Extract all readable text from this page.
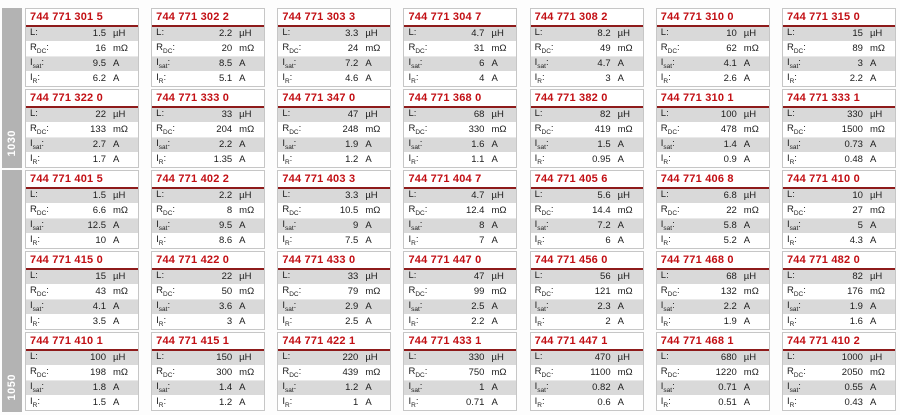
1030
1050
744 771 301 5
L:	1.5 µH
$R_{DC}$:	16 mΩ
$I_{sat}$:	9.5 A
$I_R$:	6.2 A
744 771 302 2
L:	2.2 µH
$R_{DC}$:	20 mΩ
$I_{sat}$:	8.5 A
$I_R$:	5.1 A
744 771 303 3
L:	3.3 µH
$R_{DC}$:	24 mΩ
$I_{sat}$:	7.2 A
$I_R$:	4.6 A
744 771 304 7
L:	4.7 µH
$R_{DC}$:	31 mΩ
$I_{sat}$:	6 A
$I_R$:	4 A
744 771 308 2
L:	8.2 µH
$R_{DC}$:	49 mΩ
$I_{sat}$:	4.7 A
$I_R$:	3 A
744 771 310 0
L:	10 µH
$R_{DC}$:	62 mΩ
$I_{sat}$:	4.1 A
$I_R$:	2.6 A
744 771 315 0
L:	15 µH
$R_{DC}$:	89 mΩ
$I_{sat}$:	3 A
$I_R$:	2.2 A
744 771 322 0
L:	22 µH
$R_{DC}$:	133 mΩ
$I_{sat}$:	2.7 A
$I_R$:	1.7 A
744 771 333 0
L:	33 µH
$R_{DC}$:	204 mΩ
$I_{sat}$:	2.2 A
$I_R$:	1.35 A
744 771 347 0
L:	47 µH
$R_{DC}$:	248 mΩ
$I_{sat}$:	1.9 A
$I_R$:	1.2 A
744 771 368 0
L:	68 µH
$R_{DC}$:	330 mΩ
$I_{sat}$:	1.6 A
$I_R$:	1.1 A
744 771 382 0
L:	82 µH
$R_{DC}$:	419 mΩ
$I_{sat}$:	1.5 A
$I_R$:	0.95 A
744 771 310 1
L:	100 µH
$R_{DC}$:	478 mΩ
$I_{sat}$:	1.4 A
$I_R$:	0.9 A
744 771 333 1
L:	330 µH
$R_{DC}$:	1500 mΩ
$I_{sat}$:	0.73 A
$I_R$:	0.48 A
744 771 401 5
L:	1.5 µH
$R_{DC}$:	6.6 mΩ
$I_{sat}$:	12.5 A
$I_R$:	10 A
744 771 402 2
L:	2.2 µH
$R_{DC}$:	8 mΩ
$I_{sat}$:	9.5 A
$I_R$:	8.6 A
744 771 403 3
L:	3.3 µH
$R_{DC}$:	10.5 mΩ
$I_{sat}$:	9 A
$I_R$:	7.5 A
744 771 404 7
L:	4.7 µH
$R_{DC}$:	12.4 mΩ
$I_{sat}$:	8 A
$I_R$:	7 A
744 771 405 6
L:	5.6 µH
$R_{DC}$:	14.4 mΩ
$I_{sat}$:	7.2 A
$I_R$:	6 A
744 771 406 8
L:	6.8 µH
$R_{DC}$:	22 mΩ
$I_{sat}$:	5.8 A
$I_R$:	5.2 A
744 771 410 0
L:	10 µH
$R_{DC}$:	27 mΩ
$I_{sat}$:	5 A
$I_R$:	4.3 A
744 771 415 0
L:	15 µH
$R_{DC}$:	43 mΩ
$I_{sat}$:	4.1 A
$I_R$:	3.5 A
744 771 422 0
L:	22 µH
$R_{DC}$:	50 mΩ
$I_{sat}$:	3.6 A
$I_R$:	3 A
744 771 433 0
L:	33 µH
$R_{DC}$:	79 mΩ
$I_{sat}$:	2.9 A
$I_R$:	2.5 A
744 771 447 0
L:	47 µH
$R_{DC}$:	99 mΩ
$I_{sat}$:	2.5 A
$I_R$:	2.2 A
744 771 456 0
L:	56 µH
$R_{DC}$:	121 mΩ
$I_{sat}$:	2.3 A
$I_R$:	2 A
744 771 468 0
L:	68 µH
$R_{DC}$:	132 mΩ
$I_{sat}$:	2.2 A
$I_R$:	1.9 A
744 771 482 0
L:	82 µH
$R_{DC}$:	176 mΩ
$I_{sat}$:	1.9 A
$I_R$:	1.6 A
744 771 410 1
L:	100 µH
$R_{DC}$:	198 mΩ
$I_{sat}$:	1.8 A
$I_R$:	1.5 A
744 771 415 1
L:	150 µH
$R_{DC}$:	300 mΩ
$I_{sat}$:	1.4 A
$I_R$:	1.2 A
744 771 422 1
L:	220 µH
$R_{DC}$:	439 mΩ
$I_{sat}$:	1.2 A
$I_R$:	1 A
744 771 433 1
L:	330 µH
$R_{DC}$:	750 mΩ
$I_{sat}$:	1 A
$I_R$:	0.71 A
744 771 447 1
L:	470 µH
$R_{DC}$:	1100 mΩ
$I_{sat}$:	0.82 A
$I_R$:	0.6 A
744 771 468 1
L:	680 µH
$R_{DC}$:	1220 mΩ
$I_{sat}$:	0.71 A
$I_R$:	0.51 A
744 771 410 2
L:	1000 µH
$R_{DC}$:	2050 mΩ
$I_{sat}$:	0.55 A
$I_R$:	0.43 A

-*-

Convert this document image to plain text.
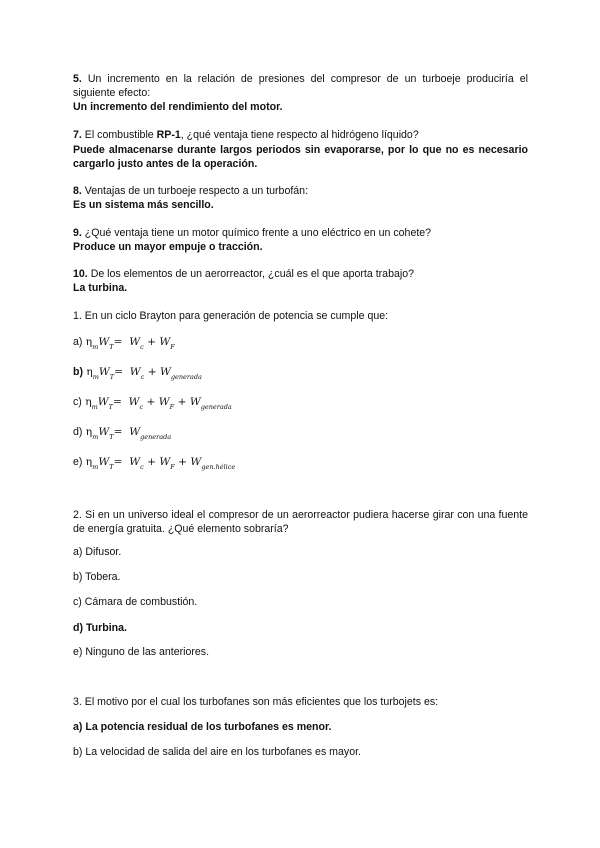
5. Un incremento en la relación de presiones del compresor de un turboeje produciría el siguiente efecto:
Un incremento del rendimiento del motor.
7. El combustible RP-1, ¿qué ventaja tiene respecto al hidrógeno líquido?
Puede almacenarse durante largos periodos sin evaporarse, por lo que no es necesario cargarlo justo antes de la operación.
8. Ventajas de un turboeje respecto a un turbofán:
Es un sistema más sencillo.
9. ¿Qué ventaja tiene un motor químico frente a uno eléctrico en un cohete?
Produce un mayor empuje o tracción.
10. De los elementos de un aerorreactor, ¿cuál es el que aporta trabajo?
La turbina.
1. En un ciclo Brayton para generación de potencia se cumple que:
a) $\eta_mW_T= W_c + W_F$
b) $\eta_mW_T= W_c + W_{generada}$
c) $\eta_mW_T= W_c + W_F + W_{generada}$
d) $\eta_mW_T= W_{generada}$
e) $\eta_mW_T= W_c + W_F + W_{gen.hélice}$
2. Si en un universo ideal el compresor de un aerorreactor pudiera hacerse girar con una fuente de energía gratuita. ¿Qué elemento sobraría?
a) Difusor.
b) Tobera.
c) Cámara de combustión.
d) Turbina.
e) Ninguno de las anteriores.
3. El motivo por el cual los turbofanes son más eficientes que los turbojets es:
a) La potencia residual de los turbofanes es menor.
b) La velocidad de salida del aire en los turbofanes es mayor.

-*-

**Short exercise**
Look through the data and gather every line with the string "aerorreactor" in it.

**Solution for this task**
10. De los elementos de un aerorreactor, ¿cuál es el que aporta trabajo?
2. Si en un universo ideal el compresor de un aerorreactor pudiera hacerse girar con una fuente de energía gratuita. ¿Qué elemento sobraría?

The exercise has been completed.